Write out the whole listing word for word.

◆ **Extracted entries**:
▼

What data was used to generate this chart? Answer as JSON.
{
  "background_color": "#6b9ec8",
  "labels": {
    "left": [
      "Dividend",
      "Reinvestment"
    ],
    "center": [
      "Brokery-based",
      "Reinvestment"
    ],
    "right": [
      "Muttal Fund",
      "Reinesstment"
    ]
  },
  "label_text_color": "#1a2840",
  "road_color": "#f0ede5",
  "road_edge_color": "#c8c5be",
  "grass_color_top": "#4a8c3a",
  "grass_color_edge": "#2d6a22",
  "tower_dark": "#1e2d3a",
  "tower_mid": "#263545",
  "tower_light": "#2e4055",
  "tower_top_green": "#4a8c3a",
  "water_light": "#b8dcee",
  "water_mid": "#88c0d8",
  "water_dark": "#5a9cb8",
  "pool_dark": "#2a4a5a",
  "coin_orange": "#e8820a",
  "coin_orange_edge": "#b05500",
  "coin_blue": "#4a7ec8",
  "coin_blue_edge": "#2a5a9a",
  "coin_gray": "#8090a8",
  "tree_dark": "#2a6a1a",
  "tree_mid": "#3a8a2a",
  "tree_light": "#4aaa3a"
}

▲

◆ **Full answer**:
What data was used to generate this chart? Answer as JSON.
{
  "background_color": "#6b9ec8",
  "labels": {
    "left": [
      "Dividend",
      "Reinvestment"
    ],
    "center": [
      "Brokery-based",
      "Reinvestment"
    ],
    "right": [
      "Muttal Fund",
      "Reinesstment"
    ]
  },
  "label_text_color": "#1a2840",
  "road_color": "#f0ede5",
  "road_edge_color": "#c8c5be",
  "grass_color_top": "#4a8c3a",
  "grass_color_edge": "#2d6a22",
  "tower_dark": "#1e2d3a",
  "tower_mid": "#263545",
  "tower_light": "#2e4055",
  "tower_top_green": "#4a8c3a",
  "water_light": "#b8dcee",
  "water_mid": "#88c0d8",
  "water_dark": "#5a9cb8",
  "pool_dark": "#2a4a5a",
  "coin_orange": "#e8820a",
  "coin_orange_edge": "#b05500",
  "coin_blue": "#4a7ec8",
  "coin_blue_edge": "#2a5a9a",
  "coin_gray": "#8090a8",
  "tree_dark": "#2a6a1a",
  "tree_mid": "#3a8a2a",
  "tree_light": "#4aaa3a"
}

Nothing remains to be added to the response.